- _Given request_: Write out the data below in full, unchanged, minus the images.

- _Data for this exercise_:
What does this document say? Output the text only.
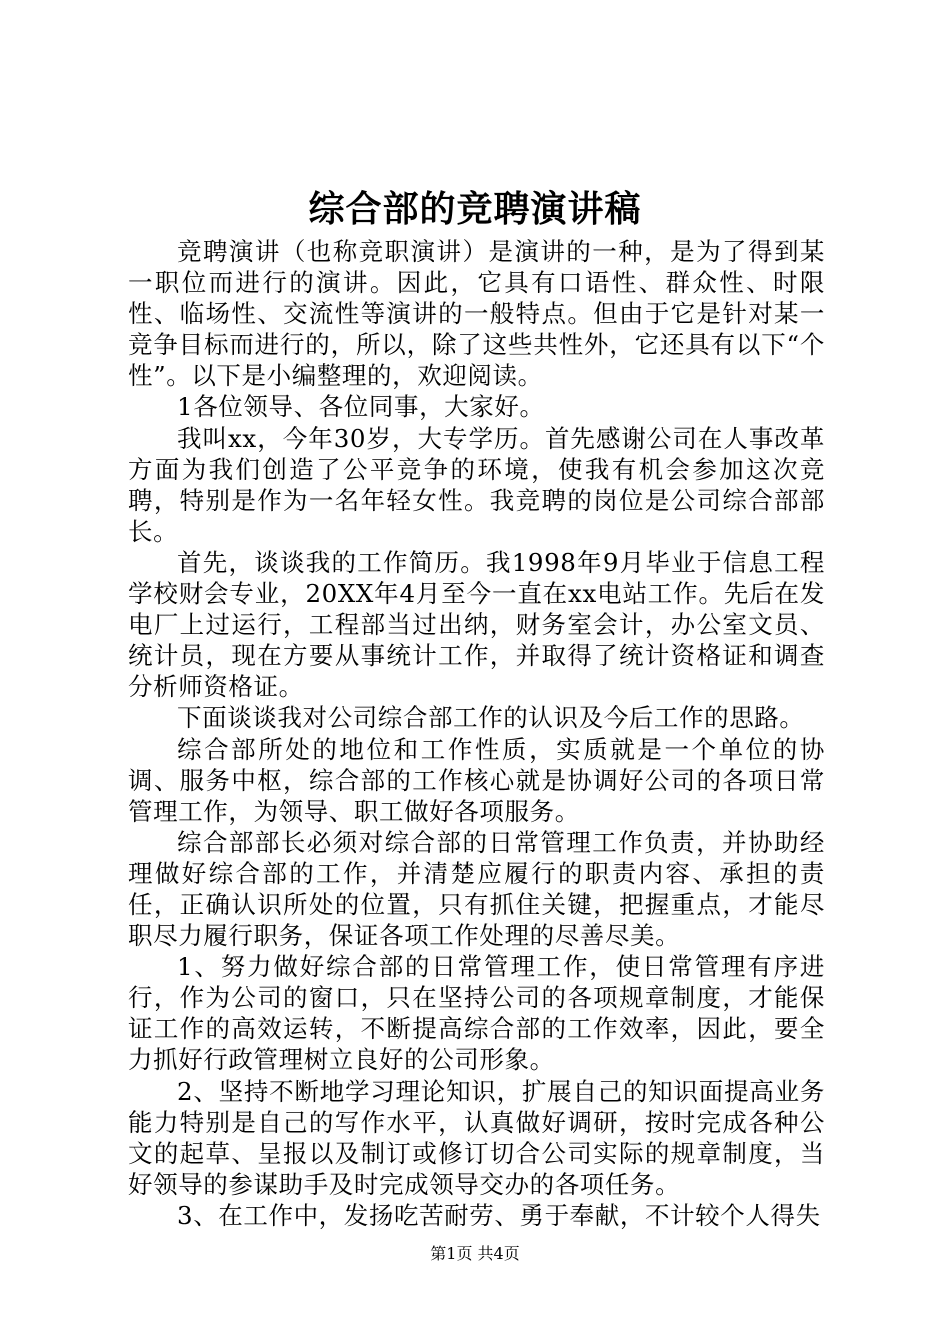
综合部的竞聘演讲稿

竞聘演讲（也称竞职演讲）是演讲的一种，是为了得到某一职位而进行的演讲。因此，它具有口语性、群众性、时限性、临场性、交流性等演讲的一般特点。但由于它是针对某一竞争目标而进行的，所以，除了这些共性外，它还具有以下“个性”。以下是小编整理的，欢迎阅读。

1各位领导、各位同事，大家好。

我叫xx，今年30岁，大专学历。首先感谢公司在人事改革方面为我们创造了公平竞争的环境，使我有机会参加这次竞聘，特别是作为一名年轻女性。我竞聘的岗位是公司综合部部长。

首先，谈谈我的工作简历。我1998年9月毕业于信息工程学校财会专业，20XX年4月至今一直在xx电站工作。先后在发电厂上过运行，工程部当过出纳，财务室会计，办公室文员、统计员，现在方要从事统计工作，并取得了统计资格证和调查分析师资格证。

下面谈谈我对公司综合部工作的认识及今后工作的思路。

综合部所处的地位和工作性质，实质就是一个单位的协调、服务中枢，综合部的工作核心就是协调好公司的各项日常管理工作，为领导、职工做好各项服务。

综合部部长必须对综合部的日常管理工作负责，并协助经理做好综合部的工作，并清楚应履行的职责内容、承担的责任，正确认识所处的位置，只有抓住关键，把握重点，才能尽职尽力履行职务，保证各项工作处理的尽善尽美。

1、努力做好综合部的日常管理工作，使日常管理有序进行，作为公司的窗口，只在坚持公司的各项规章制度，才能保证工作的高效运转，不断提高综合部的工作效率，因此，要全力抓好行政管理树立良好的公司形象。

2、坚持不断地学习理论知识，扩展自己的知识面提高业务能力特别是自己的写作水平，认真做好调研，按时完成各种公文的起草、呈报以及制订或修订切合公司实际的规章制度，当好领导的参谋助手及时完成领导交办的各项任务。

3、在工作中，发扬吃苦耐劳、勇于奉献，不计较个人得失

第1页 共4页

- _Solution to the problem_:
What does this document say? Output the text only.
综合部的竞聘演讲稿

竞聘演讲（也称竞职演讲）是演讲的一种，是为了得到某一职位而进行的演讲。因此，它具有口语性、群众性、时限性、临场性、交流性等演讲的一般特点。但由于它是针对某一竞争目标而进行的，所以，除了这些共性外，它还具有以下“个性”。以下是小编整理的，欢迎阅读。

1各位领导、各位同事，大家好。

我叫xx，今年30岁，大专学历。首先感谢公司在人事改革方面为我们创造了公平竞争的环境，使我有机会参加这次竞聘，特别是作为一名年轻女性。我竞聘的岗位是公司综合部部长。

首先，谈谈我的工作简历。我1998年9月毕业于信息工程学校财会专业，20XX年4月至今一直在xx电站工作。先后在发电厂上过运行，工程部当过出纳，财务室会计，办公室文员、统计员，现在方要从事统计工作，并取得了统计资格证和调查分析师资格证。

下面谈谈我对公司综合部工作的认识及今后工作的思路。

综合部所处的地位和工作性质，实质就是一个单位的协调、服务中枢，综合部的工作核心就是协调好公司的各项日常管理工作，为领导、职工做好各项服务。

综合部部长必须对综合部的日常管理工作负责，并协助经理做好综合部的工作，并清楚应履行的职责内容、承担的责任，正确认识所处的位置，只有抓住关键，把握重点，才能尽职尽力履行职务，保证各项工作处理的尽善尽美。

1、努力做好综合部的日常管理工作，使日常管理有序进行，作为公司的窗口，只在坚持公司的各项规章制度，才能保证工作的高效运转，不断提高综合部的工作效率，因此，要全力抓好行政管理树立良好的公司形象。

2、坚持不断地学习理论知识，扩展自己的知识面提高业务能力特别是自己的写作水平，认真做好调研，按时完成各种公文的起草、呈报以及制订或修订切合公司实际的规章制度，当好领导的参谋助手及时完成领导交办的各项任务。

3、在工作中，发扬吃苦耐劳、勇于奉献，不计较个人得失

第1页 共4页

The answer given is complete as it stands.